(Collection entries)
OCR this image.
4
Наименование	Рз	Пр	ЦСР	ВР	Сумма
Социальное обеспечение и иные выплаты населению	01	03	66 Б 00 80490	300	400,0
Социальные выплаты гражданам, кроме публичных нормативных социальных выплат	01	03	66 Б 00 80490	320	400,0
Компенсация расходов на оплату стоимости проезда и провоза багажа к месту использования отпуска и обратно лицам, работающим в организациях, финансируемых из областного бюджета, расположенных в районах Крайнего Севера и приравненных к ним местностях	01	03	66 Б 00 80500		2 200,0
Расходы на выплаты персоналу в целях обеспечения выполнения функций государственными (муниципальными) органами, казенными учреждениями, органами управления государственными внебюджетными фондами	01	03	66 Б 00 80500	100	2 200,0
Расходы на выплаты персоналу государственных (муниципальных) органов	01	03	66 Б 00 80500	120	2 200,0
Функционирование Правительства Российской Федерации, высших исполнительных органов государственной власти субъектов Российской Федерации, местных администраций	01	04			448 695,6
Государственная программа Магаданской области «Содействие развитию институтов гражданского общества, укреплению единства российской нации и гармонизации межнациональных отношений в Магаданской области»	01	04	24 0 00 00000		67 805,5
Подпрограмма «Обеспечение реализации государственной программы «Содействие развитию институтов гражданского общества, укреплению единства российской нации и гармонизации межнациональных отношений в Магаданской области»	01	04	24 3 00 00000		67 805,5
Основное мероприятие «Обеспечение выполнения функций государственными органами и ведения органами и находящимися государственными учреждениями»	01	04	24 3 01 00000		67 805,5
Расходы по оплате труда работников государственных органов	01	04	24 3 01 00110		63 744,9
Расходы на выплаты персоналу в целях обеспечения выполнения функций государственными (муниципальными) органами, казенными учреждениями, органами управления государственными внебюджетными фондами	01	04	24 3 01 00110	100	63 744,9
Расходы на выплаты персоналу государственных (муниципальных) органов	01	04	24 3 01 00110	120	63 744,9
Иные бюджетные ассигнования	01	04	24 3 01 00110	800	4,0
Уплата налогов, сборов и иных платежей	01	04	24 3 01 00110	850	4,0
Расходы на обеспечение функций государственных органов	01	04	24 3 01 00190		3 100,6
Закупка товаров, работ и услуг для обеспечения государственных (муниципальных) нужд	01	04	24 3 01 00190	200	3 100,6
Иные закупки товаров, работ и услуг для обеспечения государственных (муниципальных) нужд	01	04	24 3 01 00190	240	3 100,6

--

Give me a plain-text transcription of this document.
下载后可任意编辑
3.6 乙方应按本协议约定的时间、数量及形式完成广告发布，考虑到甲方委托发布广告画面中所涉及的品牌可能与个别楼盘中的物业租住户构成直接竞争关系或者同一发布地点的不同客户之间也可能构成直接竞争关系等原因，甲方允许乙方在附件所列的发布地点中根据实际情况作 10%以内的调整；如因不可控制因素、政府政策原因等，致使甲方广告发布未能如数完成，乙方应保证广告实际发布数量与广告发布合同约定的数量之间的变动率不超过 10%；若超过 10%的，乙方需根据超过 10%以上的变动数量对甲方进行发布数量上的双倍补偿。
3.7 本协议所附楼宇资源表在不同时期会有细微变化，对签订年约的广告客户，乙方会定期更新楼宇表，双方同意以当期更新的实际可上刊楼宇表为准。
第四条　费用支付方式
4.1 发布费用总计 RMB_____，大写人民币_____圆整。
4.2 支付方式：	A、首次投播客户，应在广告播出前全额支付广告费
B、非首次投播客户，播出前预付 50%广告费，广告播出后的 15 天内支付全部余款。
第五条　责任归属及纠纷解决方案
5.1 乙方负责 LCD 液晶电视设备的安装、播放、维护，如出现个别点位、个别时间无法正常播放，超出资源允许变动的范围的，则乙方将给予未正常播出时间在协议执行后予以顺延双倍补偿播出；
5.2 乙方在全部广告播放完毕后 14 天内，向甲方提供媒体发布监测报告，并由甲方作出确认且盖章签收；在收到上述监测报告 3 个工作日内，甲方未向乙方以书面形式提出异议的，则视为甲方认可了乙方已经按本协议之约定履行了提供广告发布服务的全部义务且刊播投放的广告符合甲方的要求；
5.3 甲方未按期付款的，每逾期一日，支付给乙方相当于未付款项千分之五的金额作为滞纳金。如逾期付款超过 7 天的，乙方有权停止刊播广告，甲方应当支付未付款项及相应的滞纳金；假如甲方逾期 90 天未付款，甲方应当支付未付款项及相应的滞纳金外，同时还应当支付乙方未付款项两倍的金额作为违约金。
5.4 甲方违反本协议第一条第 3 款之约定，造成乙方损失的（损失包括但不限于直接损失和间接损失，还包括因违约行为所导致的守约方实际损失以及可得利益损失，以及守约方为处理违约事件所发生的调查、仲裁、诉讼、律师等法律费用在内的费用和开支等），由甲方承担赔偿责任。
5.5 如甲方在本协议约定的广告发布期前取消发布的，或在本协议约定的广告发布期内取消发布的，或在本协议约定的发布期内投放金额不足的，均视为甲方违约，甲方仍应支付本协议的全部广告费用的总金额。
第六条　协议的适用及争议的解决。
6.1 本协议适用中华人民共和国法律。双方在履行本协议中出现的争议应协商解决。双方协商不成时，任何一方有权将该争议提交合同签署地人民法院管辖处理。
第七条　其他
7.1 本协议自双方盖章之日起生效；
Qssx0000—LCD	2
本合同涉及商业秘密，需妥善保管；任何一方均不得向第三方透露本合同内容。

→ **Exercise aim**:
For each line of the entries that includes "нужд", show that line.

→ **Exercise result**:
Закупка товаров, работ и услуг для обеспечения государственных (муниципальных) нужд	01	04	24 3 01 00190	200	3 100,6
Иные закупки товаров, работ и услуг для обеспечения государственных (муниципальных) нужд	01	04	24 3 01 00190	240	3 100,6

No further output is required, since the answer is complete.